WHAT THE TASK REQUIRES: Type out the records that follow, exactly as given.

====

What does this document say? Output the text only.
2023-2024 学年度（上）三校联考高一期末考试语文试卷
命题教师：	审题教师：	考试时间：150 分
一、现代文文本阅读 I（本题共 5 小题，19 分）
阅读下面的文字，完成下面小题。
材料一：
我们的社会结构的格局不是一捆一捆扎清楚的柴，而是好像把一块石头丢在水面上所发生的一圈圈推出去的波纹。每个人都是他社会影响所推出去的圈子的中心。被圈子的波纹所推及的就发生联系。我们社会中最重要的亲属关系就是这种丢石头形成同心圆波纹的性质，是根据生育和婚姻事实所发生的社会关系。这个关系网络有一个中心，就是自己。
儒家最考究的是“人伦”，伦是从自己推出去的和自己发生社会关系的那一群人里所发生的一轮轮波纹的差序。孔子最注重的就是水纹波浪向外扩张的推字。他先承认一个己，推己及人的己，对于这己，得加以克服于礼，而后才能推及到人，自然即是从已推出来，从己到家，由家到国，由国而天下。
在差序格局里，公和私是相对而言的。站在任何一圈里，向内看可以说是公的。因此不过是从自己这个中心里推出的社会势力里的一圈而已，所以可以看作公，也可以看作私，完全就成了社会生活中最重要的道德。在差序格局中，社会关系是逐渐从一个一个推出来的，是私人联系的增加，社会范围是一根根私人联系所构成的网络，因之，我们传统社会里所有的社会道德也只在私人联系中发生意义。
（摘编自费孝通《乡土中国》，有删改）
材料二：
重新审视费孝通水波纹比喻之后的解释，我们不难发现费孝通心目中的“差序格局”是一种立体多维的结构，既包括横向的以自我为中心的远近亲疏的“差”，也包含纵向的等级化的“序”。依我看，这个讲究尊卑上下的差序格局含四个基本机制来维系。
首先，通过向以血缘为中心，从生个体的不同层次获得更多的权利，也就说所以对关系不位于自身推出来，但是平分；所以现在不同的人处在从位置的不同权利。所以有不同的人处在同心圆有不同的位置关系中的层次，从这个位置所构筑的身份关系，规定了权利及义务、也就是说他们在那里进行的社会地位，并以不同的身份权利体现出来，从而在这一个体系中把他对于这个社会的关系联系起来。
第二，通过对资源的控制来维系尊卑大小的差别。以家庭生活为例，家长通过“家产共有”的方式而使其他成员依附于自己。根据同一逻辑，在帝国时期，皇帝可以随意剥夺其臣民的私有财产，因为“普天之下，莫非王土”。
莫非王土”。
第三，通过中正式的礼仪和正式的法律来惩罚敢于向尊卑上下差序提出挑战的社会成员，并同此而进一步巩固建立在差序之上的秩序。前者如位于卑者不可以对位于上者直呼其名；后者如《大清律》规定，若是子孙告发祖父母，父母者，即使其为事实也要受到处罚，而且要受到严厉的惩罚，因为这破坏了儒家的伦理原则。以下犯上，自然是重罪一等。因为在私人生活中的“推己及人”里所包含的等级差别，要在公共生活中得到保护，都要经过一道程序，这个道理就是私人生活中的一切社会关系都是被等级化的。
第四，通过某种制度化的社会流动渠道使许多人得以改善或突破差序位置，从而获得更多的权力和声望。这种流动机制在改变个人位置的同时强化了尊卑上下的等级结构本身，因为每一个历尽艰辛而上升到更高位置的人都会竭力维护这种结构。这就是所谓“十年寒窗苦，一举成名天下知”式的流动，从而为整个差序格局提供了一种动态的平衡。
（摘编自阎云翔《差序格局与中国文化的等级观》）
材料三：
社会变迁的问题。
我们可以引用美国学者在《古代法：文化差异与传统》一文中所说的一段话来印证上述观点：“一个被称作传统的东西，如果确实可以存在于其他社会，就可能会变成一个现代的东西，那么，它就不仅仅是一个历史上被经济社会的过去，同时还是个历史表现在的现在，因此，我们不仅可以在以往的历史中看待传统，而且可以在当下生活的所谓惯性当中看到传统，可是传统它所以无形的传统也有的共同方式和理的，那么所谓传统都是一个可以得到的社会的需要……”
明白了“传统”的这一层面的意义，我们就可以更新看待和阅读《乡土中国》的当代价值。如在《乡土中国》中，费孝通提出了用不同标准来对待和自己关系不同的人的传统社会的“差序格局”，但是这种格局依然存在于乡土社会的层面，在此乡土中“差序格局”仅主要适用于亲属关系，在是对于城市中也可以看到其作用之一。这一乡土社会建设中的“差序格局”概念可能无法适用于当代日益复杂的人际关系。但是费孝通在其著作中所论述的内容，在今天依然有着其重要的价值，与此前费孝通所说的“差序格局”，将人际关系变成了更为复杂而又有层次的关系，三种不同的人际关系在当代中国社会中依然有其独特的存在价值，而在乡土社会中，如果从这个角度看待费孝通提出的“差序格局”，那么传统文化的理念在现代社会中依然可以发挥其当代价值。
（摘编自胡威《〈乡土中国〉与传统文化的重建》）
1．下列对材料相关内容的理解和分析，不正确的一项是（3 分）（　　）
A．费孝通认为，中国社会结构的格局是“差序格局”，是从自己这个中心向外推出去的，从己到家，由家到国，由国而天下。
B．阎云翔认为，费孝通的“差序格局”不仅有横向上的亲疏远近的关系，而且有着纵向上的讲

====

ANSWER TO THIS EXERCISE:
What does this document say? Output the text only.
2023-2024 学年度（上）三校联考高一期末考试语文试卷
命题教师：	审题教师：	考试时间：150 分
一、现代文文本阅读 I（本题共 5 小题，19 分）
阅读下面的文字，完成下面小题。
材料一：
我们的社会结构的格局不是一捆一捆扎清楚的柴，而是好像把一块石头丢在水面上所发生的一圈圈推出去的波纹。每个人都是他社会影响所推出去的圈子的中心。被圈子的波纹所推及的就发生联系。我们社会中最重要的亲属关系就是这种丢石头形成同心圆波纹的性质，是根据生育和婚姻事实所发生的社会关系。这个关系网络有一个中心，就是自己。
儒家最考究的是“人伦”，伦是从自己推出去的和自己发生社会关系的那一群人里所发生的一轮轮波纹的差序。孔子最注重的就是水纹波浪向外扩张的推字。他先承认一个己，推己及人的己，对于这己，得加以克服于礼，而后才能推及到人，自然即是从已推出来，从己到家，由家到国，由国而天下。
在差序格局里，公和私是相对而言的。站在任何一圈里，向内看可以说是公的。因此不过是从自己这个中心里推出的社会势力里的一圈而已，所以可以看作公，也可以看作私，完全就成了社会生活中最重要的道德。在差序格局中，社会关系是逐渐从一个一个推出来的，是私人联系的增加，社会范围是一根根私人联系所构成的网络，因之，我们传统社会里所有的社会道德也只在私人联系中发生意义。
（摘编自费孝通《乡土中国》，有删改）
材料二：
重新审视费孝通水波纹比喻之后的解释，我们不难发现费孝通心目中的“差序格局”是一种立体多维的结构，既包括横向的以自我为中心的远近亲疏的“差”，也包含纵向的等级化的“序”。依我看，这个讲究尊卑上下的差序格局含四个基本机制来维系。
首先，通过向以血缘为中心，从生个体的不同层次获得更多的权利，也就说所以对关系不位于自身推出来，但是平分；所以现在不同的人处在从位置的不同权利。所以有不同的人处在同心圆有不同的位置关系中的层次，从这个位置所构筑的身份关系，规定了权利及义务、也就是说他们在那里进行的社会地位，并以不同的身份权利体现出来，从而在这一个体系中把他对于这个社会的关系联系起来。
第二，通过对资源的控制来维系尊卑大小的差别。以家庭生活为例，家长通过“家产共有”的方式而使其他成员依附于自己。根据同一逻辑，在帝国时期，皇帝可以随意剥夺其臣民的私有财产，因为“普天之下，莫非王土”。
莫非王土”。
第三，通过中正式的礼仪和正式的法律来惩罚敢于向尊卑上下差序提出挑战的社会成员，并同此而进一步巩固建立在差序之上的秩序。前者如位于卑者不可以对位于上者直呼其名；后者如《大清律》规定，若是子孙告发祖父母，父母者，即使其为事实也要受到处罚，而且要受到严厉的惩罚，因为这破坏了儒家的伦理原则。以下犯上，自然是重罪一等。因为在私人生活中的“推己及人”里所包含的等级差别，要在公共生活中得到保护，都要经过一道程序，这个道理就是私人生活中的一切社会关系都是被等级化的。
第四，通过某种制度化的社会流动渠道使许多人得以改善或突破差序位置，从而获得更多的权力和声望。这种流动机制在改变个人位置的同时强化了尊卑上下的等级结构本身，因为每一个历尽艰辛而上升到更高位置的人都会竭力维护这种结构。这就是所谓“十年寒窗苦，一举成名天下知”式的流动，从而为整个差序格局提供了一种动态的平衡。
（摘编自阎云翔《差序格局与中国文化的等级观》）
材料三：
社会变迁的问题。
我们可以引用美国学者在《古代法：文化差异与传统》一文中所说的一段话来印证上述观点：“一个被称作传统的东西，如果确实可以存在于其他社会，就可能会变成一个现代的东西，那么，它就不仅仅是一个历史上被经济社会的过去，同时还是个历史表现在的现在，因此，我们不仅可以在以往的历史中看待传统，而且可以在当下生活的所谓惯性当中看到传统，可是传统它所以无形的传统也有的共同方式和理的，那么所谓传统都是一个可以得到的社会的需要……”
明白了“传统”的这一层面的意义，我们就可以更新看待和阅读《乡土中国》的当代价值。如在《乡土中国》中，费孝通提出了用不同标准来对待和自己关系不同的人的传统社会的“差序格局”，但是这种格局依然存在于乡土社会的层面，在此乡土中“差序格局”仅主要适用于亲属关系，在是对于城市中也可以看到其作用之一。这一乡土社会建设中的“差序格局”概念可能无法适用于当代日益复杂的人际关系。但是费孝通在其著作中所论述的内容，在今天依然有着其重要的价值，与此前费孝通所说的“差序格局”，将人际关系变成了更为复杂而又有层次的关系，三种不同的人际关系在当代中国社会中依然有其独特的存在价值，而在乡土社会中，如果从这个角度看待费孝通提出的“差序格局”，那么传统文化的理念在现代社会中依然可以发挥其当代价值。
（摘编自胡威《〈乡土中国〉与传统文化的重建》）
1．下列对材料相关内容的理解和分析，不正确的一项是（3 分）（　　）
A．费孝通认为，中国社会结构的格局是“差序格局”，是从自己这个中心向外推出去的，从己到家，由家到国，由国而天下。
B．阎云翔认为，费孝通的“差序格局”不仅有横向上的亲疏远近的关系，而且有着纵向上的讲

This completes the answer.